### EXTRACTED ENTRIES:
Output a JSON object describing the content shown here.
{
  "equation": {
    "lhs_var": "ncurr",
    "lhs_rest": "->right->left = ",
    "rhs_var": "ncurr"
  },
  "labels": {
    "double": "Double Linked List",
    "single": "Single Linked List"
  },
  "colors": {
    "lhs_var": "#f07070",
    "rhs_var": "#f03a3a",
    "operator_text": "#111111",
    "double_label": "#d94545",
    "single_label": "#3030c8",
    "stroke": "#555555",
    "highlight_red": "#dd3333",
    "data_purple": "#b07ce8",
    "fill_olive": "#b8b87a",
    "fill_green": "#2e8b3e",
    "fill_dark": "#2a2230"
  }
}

### YOUR TASK:
List each line in the listing that contains the string "Linked".

### EXERCISE RESPONSE:
    "double": "Double Linked List",
    "single": "Single Linked List"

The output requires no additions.